Aim –
How many lines of the data hold the word "meinem"? State the number and nothing else.
===== Materials provided =====
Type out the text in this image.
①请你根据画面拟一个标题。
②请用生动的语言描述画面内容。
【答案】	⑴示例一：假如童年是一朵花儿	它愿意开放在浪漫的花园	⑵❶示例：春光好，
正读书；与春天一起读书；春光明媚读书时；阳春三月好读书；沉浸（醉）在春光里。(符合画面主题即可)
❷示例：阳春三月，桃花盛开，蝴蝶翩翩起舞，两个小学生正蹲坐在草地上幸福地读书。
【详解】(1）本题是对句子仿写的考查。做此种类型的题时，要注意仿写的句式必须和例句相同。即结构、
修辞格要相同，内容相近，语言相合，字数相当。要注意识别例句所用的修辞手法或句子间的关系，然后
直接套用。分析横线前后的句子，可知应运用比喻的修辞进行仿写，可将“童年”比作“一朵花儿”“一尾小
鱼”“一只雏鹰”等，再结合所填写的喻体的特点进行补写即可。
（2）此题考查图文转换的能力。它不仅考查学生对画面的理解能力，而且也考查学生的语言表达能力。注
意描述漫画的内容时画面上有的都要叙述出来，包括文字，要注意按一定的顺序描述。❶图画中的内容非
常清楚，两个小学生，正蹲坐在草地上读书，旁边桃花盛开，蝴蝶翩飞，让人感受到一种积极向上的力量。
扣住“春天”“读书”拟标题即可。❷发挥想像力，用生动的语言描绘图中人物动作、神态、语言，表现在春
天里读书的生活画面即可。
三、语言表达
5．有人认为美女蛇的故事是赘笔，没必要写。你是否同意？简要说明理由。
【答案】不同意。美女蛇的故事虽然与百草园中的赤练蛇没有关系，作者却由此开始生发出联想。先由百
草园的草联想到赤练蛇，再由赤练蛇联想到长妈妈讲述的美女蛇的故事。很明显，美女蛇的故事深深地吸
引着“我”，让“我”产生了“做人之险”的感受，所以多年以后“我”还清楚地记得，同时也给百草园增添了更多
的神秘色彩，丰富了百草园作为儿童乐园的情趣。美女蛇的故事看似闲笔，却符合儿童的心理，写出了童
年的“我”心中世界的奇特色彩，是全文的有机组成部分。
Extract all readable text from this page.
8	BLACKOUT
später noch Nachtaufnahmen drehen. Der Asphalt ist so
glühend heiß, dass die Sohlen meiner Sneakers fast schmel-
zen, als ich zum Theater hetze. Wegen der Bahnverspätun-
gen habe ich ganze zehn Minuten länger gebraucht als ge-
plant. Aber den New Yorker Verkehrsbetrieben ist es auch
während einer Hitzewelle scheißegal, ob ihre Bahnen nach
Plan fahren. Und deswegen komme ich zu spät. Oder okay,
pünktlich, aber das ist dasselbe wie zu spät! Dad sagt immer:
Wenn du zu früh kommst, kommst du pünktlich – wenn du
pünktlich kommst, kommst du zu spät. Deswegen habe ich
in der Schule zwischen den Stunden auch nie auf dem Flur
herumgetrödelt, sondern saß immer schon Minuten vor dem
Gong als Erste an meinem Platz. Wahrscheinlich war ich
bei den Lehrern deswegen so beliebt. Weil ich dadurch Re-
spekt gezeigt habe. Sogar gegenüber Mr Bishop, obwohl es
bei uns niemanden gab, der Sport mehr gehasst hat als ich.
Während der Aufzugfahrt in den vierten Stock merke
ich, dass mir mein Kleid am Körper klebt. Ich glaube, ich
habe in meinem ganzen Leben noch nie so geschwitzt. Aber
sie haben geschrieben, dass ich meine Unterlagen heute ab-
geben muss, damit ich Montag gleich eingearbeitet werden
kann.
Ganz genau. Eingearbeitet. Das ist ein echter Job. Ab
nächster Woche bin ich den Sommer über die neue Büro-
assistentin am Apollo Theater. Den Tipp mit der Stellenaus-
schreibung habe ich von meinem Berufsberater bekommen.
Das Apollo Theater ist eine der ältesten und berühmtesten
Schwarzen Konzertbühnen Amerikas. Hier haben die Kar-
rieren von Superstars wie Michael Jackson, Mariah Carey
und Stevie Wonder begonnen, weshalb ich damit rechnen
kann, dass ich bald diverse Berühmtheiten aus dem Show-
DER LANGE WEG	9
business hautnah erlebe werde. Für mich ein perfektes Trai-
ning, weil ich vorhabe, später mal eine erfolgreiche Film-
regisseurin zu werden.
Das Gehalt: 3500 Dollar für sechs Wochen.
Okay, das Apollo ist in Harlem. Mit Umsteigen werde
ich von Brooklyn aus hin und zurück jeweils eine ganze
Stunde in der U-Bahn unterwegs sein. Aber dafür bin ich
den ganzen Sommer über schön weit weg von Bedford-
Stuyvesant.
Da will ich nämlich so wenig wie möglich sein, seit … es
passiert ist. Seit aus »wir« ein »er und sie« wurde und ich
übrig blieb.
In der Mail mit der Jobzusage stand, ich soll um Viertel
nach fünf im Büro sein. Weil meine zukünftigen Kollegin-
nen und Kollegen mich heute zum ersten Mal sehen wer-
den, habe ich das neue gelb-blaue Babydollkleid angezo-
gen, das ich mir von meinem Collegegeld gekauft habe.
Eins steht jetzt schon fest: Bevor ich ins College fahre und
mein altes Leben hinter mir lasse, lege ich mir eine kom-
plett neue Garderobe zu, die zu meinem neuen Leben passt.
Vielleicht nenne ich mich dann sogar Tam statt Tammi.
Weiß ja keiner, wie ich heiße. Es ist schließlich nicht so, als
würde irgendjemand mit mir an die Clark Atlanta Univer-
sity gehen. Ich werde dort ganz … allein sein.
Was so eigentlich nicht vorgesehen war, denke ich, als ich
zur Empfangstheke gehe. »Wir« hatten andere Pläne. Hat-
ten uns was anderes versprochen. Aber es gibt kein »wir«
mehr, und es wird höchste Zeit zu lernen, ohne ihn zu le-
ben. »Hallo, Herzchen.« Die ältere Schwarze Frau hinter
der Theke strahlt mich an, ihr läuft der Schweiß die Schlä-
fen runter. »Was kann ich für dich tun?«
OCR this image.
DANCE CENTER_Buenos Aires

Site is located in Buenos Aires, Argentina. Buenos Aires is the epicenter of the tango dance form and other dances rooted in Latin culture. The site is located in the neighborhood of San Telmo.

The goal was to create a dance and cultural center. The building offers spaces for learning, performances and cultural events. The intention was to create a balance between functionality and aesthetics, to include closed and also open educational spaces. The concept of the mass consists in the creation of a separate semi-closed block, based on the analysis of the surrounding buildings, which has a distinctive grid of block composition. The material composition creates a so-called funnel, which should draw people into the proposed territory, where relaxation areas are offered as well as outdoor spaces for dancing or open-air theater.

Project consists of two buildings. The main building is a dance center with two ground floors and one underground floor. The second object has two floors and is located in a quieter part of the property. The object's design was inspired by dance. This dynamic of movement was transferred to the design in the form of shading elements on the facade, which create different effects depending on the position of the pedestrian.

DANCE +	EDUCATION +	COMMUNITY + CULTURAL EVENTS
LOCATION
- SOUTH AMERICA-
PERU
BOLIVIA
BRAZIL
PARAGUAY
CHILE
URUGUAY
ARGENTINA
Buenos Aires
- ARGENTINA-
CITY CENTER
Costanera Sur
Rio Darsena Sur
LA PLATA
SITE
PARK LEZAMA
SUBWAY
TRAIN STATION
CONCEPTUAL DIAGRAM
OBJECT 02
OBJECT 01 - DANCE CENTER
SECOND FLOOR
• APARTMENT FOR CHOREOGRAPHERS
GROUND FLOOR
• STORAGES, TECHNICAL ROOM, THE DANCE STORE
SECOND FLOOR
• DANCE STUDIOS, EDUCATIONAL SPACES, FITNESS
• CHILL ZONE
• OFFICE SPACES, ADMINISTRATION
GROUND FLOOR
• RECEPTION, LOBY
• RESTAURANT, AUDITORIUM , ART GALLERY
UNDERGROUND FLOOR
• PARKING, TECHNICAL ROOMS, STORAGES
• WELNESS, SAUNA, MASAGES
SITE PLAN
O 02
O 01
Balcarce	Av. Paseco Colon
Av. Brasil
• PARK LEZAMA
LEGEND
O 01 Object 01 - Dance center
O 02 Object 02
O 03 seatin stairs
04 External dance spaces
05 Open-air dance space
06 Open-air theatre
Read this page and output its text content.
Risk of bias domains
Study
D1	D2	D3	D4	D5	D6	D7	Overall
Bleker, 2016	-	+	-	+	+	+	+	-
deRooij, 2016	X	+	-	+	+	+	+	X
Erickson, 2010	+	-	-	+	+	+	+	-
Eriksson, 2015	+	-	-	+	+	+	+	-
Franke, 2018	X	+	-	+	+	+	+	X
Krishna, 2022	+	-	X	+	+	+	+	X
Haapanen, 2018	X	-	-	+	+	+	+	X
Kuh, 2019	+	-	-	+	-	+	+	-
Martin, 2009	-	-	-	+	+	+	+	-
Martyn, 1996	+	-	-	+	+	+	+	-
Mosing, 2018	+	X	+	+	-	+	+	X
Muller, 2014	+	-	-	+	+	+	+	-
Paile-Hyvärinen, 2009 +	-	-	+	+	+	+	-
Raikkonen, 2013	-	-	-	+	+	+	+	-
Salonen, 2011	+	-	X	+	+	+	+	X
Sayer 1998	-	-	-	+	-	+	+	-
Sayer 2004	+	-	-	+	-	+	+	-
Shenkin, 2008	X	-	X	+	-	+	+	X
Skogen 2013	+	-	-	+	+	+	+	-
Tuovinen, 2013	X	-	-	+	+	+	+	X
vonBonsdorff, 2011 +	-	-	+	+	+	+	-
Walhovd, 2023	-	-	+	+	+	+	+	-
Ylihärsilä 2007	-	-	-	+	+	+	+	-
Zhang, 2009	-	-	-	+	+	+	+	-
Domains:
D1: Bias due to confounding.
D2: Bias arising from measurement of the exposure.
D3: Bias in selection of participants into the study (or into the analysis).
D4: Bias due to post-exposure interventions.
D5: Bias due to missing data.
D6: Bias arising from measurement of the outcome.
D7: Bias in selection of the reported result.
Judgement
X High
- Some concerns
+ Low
=====
Answer to this task –
5